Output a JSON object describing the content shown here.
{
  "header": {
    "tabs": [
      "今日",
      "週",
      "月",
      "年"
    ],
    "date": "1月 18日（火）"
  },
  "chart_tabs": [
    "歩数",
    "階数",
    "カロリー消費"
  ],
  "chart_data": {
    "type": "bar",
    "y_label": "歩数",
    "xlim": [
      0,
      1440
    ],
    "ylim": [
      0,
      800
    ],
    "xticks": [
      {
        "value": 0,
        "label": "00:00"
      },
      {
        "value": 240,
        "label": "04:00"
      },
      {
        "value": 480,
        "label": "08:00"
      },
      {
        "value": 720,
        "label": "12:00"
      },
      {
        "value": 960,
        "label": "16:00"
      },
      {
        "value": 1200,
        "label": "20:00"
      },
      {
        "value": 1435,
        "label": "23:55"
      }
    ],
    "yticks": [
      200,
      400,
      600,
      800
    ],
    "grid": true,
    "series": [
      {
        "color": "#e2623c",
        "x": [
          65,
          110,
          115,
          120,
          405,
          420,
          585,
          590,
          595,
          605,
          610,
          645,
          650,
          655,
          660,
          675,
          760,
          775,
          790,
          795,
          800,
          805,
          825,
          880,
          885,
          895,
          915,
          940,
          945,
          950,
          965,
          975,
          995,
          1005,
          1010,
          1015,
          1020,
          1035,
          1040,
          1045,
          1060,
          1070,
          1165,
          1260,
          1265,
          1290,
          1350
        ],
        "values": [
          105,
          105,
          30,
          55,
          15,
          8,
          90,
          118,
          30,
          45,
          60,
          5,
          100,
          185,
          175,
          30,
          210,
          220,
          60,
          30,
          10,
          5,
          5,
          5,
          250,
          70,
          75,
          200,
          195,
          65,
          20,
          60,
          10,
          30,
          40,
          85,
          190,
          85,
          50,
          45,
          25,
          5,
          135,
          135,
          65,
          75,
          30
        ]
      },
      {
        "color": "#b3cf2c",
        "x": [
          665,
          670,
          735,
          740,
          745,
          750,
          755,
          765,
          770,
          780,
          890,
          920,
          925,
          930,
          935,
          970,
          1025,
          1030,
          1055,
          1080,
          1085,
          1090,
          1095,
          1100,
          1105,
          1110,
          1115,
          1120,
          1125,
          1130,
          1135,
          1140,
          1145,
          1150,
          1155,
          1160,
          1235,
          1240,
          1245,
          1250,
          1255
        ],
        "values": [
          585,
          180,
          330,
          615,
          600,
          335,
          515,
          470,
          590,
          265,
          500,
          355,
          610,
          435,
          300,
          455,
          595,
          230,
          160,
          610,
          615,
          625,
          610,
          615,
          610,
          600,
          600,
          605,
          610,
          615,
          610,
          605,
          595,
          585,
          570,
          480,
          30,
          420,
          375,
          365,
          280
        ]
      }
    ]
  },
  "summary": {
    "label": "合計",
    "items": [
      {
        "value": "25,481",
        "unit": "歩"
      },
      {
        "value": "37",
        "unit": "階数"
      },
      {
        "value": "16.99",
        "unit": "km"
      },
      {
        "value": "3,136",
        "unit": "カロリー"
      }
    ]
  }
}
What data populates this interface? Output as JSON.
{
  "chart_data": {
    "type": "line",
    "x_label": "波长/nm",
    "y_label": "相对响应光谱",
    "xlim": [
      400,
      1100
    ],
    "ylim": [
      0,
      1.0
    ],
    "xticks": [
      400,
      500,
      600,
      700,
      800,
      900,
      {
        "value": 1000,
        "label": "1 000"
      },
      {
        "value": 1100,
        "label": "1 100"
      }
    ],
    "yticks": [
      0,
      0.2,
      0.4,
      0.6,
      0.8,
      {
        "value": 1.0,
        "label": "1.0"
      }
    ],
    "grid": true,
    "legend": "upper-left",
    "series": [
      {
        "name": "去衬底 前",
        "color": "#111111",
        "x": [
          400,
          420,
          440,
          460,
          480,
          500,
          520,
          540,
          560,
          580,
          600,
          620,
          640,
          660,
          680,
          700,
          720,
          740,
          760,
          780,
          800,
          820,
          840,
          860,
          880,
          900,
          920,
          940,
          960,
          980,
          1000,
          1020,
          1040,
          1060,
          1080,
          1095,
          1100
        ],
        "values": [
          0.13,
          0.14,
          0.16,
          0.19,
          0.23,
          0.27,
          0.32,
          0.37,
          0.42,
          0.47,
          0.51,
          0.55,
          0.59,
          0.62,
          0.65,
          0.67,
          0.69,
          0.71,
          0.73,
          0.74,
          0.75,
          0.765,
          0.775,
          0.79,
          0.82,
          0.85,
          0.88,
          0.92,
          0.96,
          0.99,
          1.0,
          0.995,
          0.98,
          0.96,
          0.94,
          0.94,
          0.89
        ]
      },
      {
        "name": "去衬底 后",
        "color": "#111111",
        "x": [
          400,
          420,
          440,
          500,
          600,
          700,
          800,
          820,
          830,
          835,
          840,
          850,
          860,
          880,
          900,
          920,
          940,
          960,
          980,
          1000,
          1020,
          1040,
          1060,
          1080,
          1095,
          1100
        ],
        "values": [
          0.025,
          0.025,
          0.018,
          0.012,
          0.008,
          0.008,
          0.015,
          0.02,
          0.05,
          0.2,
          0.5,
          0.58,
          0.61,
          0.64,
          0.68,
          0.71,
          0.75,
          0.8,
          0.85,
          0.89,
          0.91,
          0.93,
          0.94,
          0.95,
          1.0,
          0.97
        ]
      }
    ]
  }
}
========
*The problem*:
Check each line of the entries for the string "Output". Copy the lines that have it.

*Response to the task*:
Output a JSON object describing the content shown here.
What data populates this interface? Output as JSON.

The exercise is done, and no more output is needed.